▸ Your instructions: Tally up the lines where the string "cobalt" appears; reply with the number only.

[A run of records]
-- begin --

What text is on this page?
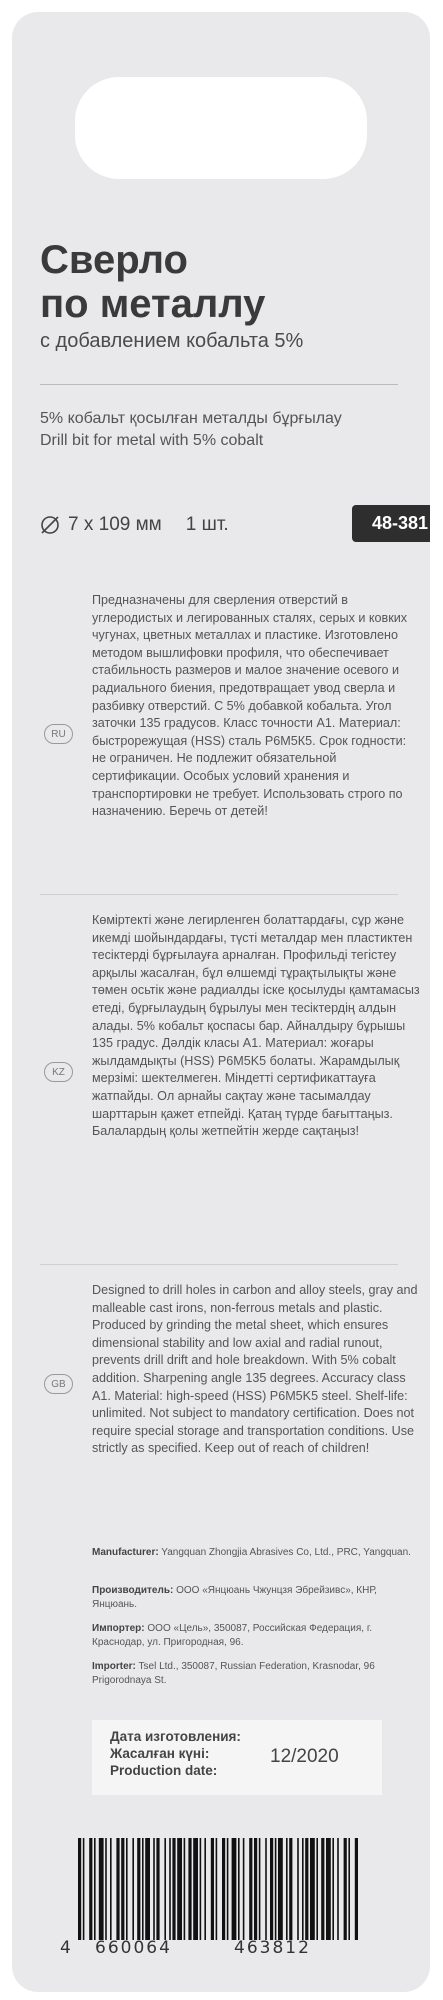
Сверло
по металлу
с добавлением кобальта 5%
5% кобальт қосылған металды бұрғылау
Drill bit for metal with 5% cobalt
7 x 109 мм 1 шт.	48-381
Предназначены для сверления отверстий в углеродистых и легированных сталях, серых и ковких чугунах, цветных металлах и пластике. Изготовлено методом вышлифовки профиля, что обеспечивает стабильность размеров и малое значение осевого и радиального биения, предотвращает увод сверла и разбивку отверстий. С 5% добавкой кобальта. Угол заточки 135 градусов. Класс точности А1. Материал: быстрорежущая (HSS) сталь Р6М5К5. Срок годности: не ограничен. Не подлежит обязательной сертификации. Особых условий хранения и транспортировки не требует. Использовать строго по назначению. Беречь от детей!
RU
Көміртекті және легирленген болаттардағы, сұр және икемді шойындардағы, түсті металдар мен пластиктен тесіктерді бұрғылауға арналған. Профильді тегістеу арқылы жасалған, бұл өлшемді тұрақтылықты және төмен осьтік және радиалды іске қосылуды қамтамасыз етеді, бұрғылаудың бұрылуы мен тесіктердің алдын алады. 5% кобальт қоспасы бар. Айналдыру бұрышы 135 градус. Дәлдік класы A1. Материал: жоғары жылдамдықты (HSS) P6M5K5 болаты. Жарамдылық мерзімі: шектелмеген. Міндетті сертификаттауға жатпайды. Ол арнайы сақтау және тасымалдау шарттарын қажет етпейді. Қатаң түрде бағыттаңыз. Балалардың қолы жетпейтін жерде сақтаңыз!
KZ
Designed to drill holes in carbon and alloy steels, gray and malleable cast irons, non-ferrous metals and plastic. Produced by grinding the metal sheet, which ensures dimensional stability and low axial and radial runout, prevents drill drift and hole breakdown. With 5% cobalt addition. Sharpening angle 135 degrees. Accuracy class A1. Material: high-speed (HSS) P6M5K5 steel. Shelf-life: unlimited. Not subject to mandatory certification. Does not require special storage and transportation conditions. Use strictly as specified. Keep out of reach of children!
GB
Manufacturer: Yangquan Zhongjia Abrasives Co, Ltd., PRC, Yangquan.
Производитель: ООО «Янцюань Чжунцзя Эбрейзивс», КНР, Янцюань.
Импортер: ООО «Цель», 350087, Российская Федерация, г. Краснодар, ул. Пригородная, 96.
Importer: Tsel Ltd., 350087, Russian Federation, Krasnodar, 96 Prigorodnaya St.
Дата изготовления:
Жасалған күні:
Production date:
12/2020
4 660064	463812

-- end --

▸ Solution to this exercise: 2